Exercise details:
Copy out the lines that have "name" in them.

Data shown:
-*-*-

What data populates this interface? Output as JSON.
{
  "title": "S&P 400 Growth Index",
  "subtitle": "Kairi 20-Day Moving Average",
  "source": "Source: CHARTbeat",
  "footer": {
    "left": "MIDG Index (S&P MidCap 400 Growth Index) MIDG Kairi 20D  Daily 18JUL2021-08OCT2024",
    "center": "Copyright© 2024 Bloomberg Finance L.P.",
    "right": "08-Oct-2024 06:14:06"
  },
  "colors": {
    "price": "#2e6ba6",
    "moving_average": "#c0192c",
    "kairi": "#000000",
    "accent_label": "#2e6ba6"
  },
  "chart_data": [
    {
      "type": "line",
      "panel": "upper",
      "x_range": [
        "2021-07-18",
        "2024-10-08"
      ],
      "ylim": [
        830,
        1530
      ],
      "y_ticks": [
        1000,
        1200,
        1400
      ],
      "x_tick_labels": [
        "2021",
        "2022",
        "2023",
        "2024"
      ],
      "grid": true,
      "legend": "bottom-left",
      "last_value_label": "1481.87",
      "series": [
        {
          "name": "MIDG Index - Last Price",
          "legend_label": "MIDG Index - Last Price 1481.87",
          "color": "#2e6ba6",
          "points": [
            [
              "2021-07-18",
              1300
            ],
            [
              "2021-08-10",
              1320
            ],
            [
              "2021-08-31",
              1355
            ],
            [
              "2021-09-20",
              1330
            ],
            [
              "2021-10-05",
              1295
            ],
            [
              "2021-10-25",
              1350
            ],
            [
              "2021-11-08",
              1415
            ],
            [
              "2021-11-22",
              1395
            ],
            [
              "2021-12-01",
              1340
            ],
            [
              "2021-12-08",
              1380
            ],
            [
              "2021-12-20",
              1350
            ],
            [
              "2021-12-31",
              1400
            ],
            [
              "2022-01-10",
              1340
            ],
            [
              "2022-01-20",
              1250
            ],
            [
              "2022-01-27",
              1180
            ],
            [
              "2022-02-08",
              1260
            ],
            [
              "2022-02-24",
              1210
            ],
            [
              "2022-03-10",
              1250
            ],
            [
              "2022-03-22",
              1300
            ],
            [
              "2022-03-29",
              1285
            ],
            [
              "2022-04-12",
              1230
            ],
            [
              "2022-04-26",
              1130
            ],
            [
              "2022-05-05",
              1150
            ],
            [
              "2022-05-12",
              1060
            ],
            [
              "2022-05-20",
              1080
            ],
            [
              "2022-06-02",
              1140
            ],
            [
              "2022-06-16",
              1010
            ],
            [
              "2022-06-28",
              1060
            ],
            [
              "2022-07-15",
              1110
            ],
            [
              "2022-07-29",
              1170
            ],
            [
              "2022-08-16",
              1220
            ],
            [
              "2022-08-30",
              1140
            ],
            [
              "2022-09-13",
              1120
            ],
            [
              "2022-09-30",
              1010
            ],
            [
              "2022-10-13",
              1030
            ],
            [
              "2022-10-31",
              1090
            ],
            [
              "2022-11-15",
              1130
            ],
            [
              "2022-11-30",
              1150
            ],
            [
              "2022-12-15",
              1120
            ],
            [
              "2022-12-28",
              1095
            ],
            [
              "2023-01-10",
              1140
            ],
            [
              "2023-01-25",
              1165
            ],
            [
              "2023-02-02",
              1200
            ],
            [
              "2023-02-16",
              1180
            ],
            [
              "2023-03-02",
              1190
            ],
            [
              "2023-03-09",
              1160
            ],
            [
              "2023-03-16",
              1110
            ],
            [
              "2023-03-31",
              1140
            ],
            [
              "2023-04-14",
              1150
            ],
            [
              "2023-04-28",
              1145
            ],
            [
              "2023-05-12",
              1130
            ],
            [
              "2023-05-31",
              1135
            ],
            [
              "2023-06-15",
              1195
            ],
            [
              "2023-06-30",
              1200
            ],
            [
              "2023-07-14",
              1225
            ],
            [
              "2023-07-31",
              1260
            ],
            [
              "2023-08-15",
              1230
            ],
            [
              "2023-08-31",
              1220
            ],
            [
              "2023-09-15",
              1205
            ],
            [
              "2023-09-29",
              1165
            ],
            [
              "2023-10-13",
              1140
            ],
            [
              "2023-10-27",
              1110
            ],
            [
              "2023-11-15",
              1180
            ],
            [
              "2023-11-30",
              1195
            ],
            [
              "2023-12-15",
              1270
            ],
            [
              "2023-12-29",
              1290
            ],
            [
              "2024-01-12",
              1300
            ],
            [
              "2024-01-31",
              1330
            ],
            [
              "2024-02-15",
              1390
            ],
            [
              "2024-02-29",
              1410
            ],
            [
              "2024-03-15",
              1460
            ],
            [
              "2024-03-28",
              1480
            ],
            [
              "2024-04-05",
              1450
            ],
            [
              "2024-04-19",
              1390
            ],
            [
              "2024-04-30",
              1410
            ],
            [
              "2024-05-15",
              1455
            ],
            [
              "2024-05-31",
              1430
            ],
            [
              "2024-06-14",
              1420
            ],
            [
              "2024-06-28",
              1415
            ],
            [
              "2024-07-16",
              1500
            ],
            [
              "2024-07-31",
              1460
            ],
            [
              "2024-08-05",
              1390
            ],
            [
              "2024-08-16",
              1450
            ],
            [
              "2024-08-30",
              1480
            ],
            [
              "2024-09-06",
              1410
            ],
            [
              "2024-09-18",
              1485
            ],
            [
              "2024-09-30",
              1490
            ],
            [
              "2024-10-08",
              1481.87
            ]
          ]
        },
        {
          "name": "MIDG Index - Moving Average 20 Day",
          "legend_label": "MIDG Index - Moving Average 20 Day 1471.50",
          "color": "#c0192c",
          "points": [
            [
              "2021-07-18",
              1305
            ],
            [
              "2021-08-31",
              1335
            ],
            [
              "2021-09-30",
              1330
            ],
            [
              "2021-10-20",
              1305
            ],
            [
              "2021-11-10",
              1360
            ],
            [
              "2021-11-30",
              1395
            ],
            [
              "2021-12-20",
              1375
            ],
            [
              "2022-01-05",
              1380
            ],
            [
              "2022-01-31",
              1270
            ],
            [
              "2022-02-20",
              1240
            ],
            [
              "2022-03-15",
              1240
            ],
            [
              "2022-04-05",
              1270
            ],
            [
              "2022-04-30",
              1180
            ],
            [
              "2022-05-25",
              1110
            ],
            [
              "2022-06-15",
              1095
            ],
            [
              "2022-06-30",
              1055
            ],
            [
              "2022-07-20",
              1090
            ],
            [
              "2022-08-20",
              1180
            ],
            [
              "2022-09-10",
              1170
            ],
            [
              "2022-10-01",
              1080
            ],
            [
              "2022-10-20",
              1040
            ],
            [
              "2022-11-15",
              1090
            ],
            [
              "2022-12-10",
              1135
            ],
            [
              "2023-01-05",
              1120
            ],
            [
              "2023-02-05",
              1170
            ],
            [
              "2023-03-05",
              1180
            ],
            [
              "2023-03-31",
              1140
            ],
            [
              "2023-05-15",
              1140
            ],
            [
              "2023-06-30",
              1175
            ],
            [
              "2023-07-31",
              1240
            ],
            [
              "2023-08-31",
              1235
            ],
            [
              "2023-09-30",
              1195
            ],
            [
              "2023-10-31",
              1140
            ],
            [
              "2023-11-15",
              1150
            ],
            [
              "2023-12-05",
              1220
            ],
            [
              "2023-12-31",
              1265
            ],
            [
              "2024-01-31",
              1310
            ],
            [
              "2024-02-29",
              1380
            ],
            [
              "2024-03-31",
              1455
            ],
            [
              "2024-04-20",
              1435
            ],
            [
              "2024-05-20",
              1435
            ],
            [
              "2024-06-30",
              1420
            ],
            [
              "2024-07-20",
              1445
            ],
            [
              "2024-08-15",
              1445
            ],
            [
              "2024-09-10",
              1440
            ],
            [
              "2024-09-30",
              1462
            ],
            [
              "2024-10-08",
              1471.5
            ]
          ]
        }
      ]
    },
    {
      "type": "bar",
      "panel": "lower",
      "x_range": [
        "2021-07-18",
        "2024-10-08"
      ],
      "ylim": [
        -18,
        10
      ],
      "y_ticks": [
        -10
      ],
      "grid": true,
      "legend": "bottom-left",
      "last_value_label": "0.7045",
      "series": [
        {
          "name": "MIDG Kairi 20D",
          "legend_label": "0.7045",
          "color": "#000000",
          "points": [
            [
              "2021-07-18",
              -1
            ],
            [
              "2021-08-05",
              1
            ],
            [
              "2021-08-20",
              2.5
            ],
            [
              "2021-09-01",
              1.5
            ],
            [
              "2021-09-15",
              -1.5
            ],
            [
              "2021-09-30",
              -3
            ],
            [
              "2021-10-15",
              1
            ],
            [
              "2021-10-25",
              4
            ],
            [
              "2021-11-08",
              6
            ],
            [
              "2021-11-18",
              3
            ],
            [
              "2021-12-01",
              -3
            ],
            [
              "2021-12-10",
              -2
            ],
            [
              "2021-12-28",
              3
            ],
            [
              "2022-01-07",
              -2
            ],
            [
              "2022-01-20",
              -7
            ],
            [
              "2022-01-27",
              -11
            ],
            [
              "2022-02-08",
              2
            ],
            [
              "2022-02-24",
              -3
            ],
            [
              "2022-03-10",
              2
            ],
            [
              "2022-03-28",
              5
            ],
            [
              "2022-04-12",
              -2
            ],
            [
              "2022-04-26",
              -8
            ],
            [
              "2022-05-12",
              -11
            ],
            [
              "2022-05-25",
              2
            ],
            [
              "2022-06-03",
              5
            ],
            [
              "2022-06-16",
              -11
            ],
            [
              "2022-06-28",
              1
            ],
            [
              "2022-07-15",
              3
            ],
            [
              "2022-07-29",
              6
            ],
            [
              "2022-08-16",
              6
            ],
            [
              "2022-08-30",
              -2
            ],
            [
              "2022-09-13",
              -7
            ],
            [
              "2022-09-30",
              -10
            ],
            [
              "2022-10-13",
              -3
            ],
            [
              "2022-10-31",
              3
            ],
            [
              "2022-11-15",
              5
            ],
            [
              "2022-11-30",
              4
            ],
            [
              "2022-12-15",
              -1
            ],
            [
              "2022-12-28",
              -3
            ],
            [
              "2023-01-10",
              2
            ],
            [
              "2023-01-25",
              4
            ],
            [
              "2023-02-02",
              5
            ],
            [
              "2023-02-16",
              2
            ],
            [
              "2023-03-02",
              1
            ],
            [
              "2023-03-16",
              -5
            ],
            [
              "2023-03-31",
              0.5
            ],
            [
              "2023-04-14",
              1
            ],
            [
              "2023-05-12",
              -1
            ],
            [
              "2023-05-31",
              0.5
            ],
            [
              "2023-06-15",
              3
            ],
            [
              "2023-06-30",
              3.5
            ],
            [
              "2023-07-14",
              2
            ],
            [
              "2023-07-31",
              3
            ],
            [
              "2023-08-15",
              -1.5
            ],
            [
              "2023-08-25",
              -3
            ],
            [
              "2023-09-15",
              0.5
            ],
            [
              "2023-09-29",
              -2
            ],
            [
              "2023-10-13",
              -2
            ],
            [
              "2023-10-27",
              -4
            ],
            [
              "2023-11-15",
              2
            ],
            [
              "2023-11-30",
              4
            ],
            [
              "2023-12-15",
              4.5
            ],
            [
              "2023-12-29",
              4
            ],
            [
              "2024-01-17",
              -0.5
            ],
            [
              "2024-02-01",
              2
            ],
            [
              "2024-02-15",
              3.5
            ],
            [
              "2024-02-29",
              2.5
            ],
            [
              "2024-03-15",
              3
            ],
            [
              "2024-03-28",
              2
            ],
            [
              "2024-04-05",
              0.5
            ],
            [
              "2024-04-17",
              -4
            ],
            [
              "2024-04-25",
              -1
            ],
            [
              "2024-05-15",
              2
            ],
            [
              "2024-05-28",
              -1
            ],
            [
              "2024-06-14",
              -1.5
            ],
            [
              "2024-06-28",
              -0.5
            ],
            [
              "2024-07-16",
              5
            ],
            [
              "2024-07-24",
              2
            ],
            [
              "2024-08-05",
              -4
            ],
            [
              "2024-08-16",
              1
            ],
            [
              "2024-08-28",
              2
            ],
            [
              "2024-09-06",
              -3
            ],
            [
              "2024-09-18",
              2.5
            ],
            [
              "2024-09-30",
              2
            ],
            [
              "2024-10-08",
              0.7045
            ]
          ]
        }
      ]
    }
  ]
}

-*-*-

Completed exercise:
          "name": "MIDG Index - Last Price",
          "name": "MIDG Index - Moving Average 20 Day",
          "name": "MIDG Kairi 20D",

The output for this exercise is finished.